EXERCISE DESCRIPTION:
Your answer should be a single number: the count of lines that include the word "this".

EXERCISE MATERIAL:
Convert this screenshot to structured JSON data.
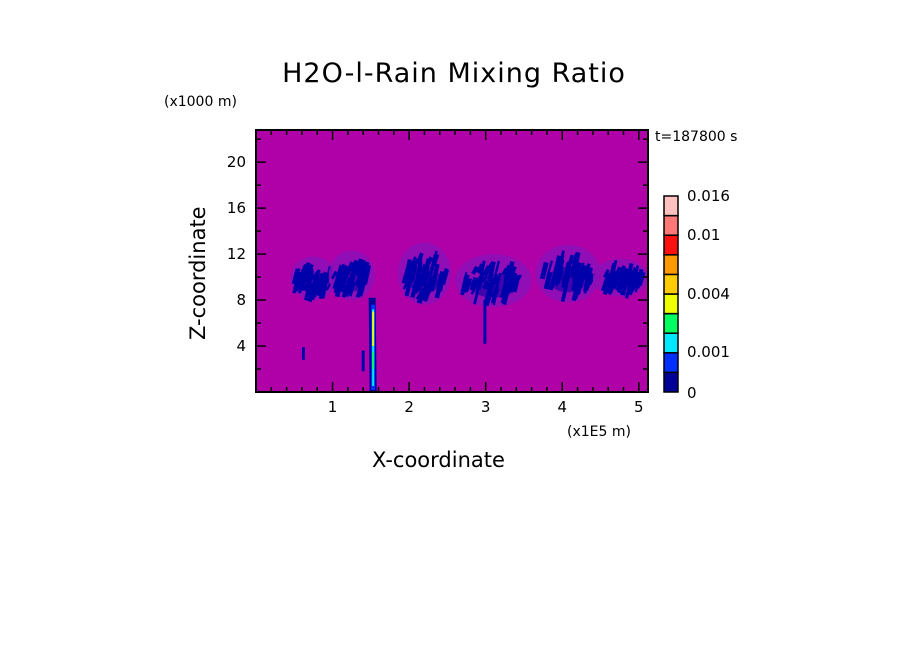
{
  "chart_data": {
    "type": "heatmap",
    "title": "H2O-l-Rain Mixing Ratio",
    "xlabel": "X-coordinate",
    "ylabel": "Z-coordinate",
    "x_unit": "(x1E5 m)",
    "y_unit": "(x1000 m)",
    "time_label": "t=187800 s",
    "xlim": [
      0,
      5.12
    ],
    "ylim": [
      0,
      22.8
    ],
    "x_ticks": [
      1,
      2,
      3,
      4,
      5
    ],
    "x_tick_labels": [
      "1",
      "2",
      "3",
      "4",
      "5"
    ],
    "y_ticks": [
      4,
      8,
      12,
      16,
      20
    ],
    "y_tick_labels": [
      "4",
      "8",
      "12",
      "16",
      "20"
    ],
    "background_value": 0,
    "colorbar": {
      "levels": [
        0,
        0.0005,
        0.001,
        0.002,
        0.003,
        0.004,
        0.006,
        0.008,
        0.01,
        0.012,
        0.016
      ],
      "colors": [
        "#000099",
        "#0030ff",
        "#00e8ff",
        "#00ff60",
        "#eeff00",
        "#ffcc00",
        "#ff9900",
        "#ff1010",
        "#ff7878",
        "#ffc0c0"
      ],
      "labels": [
        {
          "value": 0.016,
          "text": "0.016"
        },
        {
          "value": 0.01,
          "text": "0.01"
        },
        {
          "value": 0.004,
          "text": "0.004"
        },
        {
          "value": 0.001,
          "text": "0.001"
        },
        {
          "value": 0,
          "text": "0"
        }
      ]
    },
    "colors": {
      "background": "#b000a8",
      "cloud_edge": "#8a10b8",
      "cloud_core": "#0000aa"
    },
    "features": [
      {
        "name": "cloud-cluster-1",
        "x": [
          0.45,
          1.05
        ],
        "z": [
          8.0,
          11.8
        ]
      },
      {
        "name": "cloud-cluster-2",
        "x": [
          0.95,
          1.55
        ],
        "z": [
          8.0,
          12.3
        ]
      },
      {
        "name": "cloud-cluster-3",
        "x": [
          1.85,
          2.55
        ],
        "z": [
          7.6,
          13.0
        ]
      },
      {
        "name": "cloud-cluster-4",
        "x": [
          2.6,
          3.6
        ],
        "z": [
          7.4,
          12.0
        ]
      },
      {
        "name": "cloud-cluster-5",
        "x": [
          3.65,
          4.5
        ],
        "z": [
          7.8,
          12.8
        ]
      },
      {
        "name": "cloud-cluster-6",
        "x": [
          4.4,
          5.12
        ],
        "z": [
          8.3,
          11.6
        ]
      }
    ],
    "rain_shaft": {
      "x": 1.53,
      "z": [
        0,
        8.2
      ],
      "max_value": 0.005
    },
    "small_features": [
      {
        "x": 0.62,
        "z": [
          2.8,
          3.9
        ]
      },
      {
        "x": 1.4,
        "z": [
          1.8,
          3.6
        ]
      },
      {
        "x": 2.99,
        "z": [
          4.2,
          8.0
        ]
      }
    ]
  }
}
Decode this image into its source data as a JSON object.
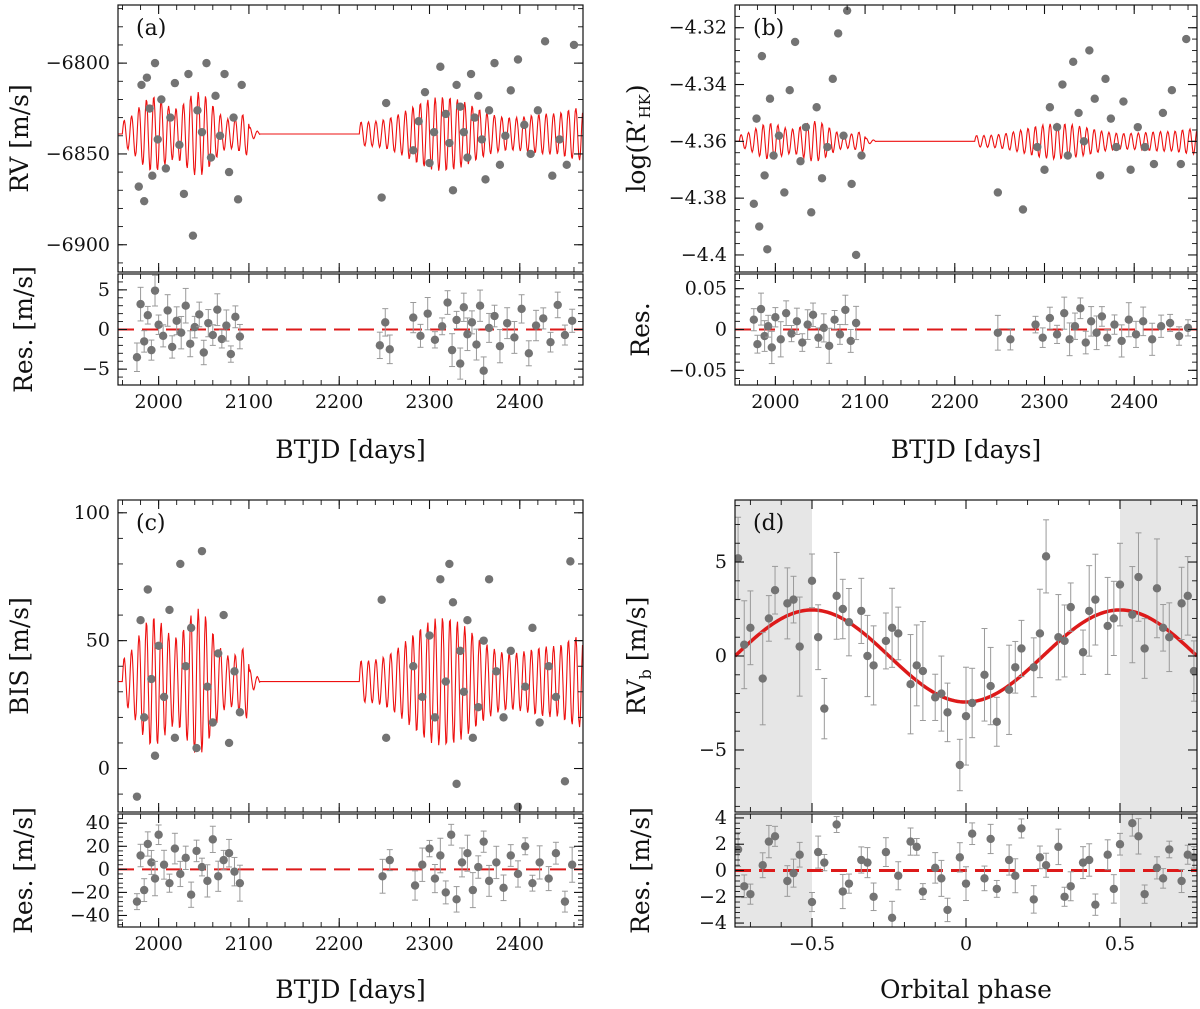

TASK SOLUTION:
2